*Consegna 1*.
Elenca tutti i paesi nominati nel testo sul cambiamento di mentalità nel lavoro, nell'ordine in cui compaiono.
*Consegna 2*.
Ricopia dal testo sul cambiamento di mentalità nel lavoro il passo che comincia con "L’ondata di dimissioni" e prosegue fino a "i livelli professionali.".

*Testo scelto*.
<<<<

Oltre le polemiche: è cambiata la mentalità

Ma, se vogliamo superare questa dinamica qualunquista del pro e del contro, del favorevole e del contrario, del sostenitore e del detrattore, che, diciamocelo con coraggio, attiene più alle chiacchiere da ombrellone che cadono nel vuoto al classico “non c’è più religione signora mia”, dobbiamo iniziare a porci qualche domanda utile. Dobbiamo chiederci cosa accade e perché accade.

In una recente intervista al Corriere della Sera, un noto e apprezzato chef che, diversamente dai colleghi, ama invece definirsi oste e cuoco, trasportando così nel rutilante oggi dello showbiz il valore antico di quell’arte che attiene al “fare”, ha toccato uno dei temi centrali.

“Le prime domande che mi sento fare ai colloqui sono ‘posso avere il part time?’ e ‘posso non lavorare la sera?’ – ha riferito al quotidiano – Ma io non penso che chi mi pone queste domande sia sfaticato, è che i ragazzi hanno proprio cambiato mentalità: fino a prima del Covid per loro era importante trovare un impiego, adesso è più importante avere tempo”.

Ecco, io ritengo che la parola “tempo” sia una di quelle che risuonano all’interno di “salario” perché attiene alla dimensione di ciò che è “giusto” e “equo”.

 

L’ondata di dimissioni e le nuove priorità per i lavoratori

Come abbiamo imparato a capire già dai mesi scorsi, quello che nel mercato anglosassone è stato chiamato il fenomeno della “Great Resignation”, cioè la forte ma oramai non più sorprendente valanga di dimissioni da parte dei dipendenti che vogliono andarsene per guadagnare di più, ma soprattutto per inseguire i propri sogni di vita e un ideale di benessere psicofisico mutato e sentito sempre più necessario, è stata un’ondata che non si è fermata a quella sola comunità. Ha invece esondato ovunque, irrigando il terreno del cambiamento in altri mercati e a tutti i livelli professionali.

In Italia, per esempio, ci dice il Ministero del Lavoro e delle Politiche Sociali, solo tra aprile e giugno dell’anno scorso si è dimesso mezzo milione di persone. Negli Usa, lo scorso agosto, i dimissionari erano oltre 4,5 milioni. Secondo uno studio McKinsey il 40% dei lavoratori mondiali intende lasciare l’impiego attuale nei prossimi mesi.

Ma vi è di più, e questa è la novità che mi permette di affermare che non è solo una questione di denaro: secondo un approfondito studio di Deloitte, quasi il 70% dei cosiddetti C-suite, la più alta linea di responsabilità manageriale, delle aziende Usa, UK, Canada e Australia, sta seriamente considerando l’idea di lasciare la propria posizione per cercare un maggiore “well-being”.

>>>>

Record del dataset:

<<<<

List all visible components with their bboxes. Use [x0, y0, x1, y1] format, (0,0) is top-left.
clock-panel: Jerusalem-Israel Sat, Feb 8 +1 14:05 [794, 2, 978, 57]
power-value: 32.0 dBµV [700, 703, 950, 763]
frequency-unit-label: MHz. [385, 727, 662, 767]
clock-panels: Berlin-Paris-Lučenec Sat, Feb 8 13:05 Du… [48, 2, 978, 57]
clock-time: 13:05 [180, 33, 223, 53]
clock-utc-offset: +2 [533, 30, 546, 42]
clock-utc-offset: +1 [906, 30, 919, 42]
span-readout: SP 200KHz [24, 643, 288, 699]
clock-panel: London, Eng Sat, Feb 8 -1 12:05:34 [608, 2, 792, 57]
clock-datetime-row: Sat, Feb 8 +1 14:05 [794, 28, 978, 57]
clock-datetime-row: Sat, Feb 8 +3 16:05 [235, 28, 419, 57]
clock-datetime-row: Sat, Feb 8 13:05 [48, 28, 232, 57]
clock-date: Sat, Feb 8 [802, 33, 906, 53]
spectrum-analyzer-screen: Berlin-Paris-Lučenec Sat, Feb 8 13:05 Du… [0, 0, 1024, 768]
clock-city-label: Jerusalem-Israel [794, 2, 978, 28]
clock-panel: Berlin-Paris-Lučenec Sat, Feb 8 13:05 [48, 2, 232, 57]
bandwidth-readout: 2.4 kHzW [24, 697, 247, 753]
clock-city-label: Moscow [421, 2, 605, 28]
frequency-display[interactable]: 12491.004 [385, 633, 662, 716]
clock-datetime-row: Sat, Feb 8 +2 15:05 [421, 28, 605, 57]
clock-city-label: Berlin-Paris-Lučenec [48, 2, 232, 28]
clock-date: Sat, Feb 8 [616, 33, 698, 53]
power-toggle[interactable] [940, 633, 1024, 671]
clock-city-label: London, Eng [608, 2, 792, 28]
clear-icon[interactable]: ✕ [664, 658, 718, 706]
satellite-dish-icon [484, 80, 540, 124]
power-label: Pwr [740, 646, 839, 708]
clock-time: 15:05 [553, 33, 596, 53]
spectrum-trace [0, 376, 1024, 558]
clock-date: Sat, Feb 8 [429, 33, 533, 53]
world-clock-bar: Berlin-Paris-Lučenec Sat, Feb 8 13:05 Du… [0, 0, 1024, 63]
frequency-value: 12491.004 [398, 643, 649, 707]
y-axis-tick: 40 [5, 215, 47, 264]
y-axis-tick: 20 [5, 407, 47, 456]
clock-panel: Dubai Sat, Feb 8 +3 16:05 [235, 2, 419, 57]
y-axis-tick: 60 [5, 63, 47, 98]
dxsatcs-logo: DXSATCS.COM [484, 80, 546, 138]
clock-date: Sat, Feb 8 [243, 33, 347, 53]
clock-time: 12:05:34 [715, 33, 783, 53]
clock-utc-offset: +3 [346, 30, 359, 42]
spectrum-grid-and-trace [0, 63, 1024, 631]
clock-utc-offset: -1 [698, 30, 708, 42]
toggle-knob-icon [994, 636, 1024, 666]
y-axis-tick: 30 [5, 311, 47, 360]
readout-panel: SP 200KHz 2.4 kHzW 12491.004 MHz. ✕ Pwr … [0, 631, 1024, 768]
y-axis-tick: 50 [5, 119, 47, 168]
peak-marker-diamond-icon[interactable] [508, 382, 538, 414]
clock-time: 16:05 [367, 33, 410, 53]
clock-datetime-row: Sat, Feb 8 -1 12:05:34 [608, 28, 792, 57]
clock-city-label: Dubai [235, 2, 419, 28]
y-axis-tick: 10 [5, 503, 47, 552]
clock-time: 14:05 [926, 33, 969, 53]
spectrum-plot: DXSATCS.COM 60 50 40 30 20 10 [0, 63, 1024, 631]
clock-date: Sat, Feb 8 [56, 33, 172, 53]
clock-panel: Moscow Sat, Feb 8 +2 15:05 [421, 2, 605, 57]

>>>>

*Risposta 1*.
Italia, Usa, UK, Canada, Australia

*Risposta 2*.
L’ondata di dimissioni e le nuove priorità per i lavoratori

Come abbiamo imparato a capire già dai mesi scorsi, quello che nel mercato anglosassone è stato chiamato il fenomeno della “Great Resignation”, cioè la forte ma oramai non più sorprendente valanga di dimissioni da parte dei dipendenti che vogliono andarsene per guadagnare di più, ma soprattutto per inseguire i propri sogni di vita e un ideale di benessere psicofisico mutato e sentito sempre più necessario, è stata un’ondata che non si è fermata a quella sola comunità. Ha invece esondato ovunque, irrigando il terreno del cambiamento in altri mercati e a tutti i livelli professionali.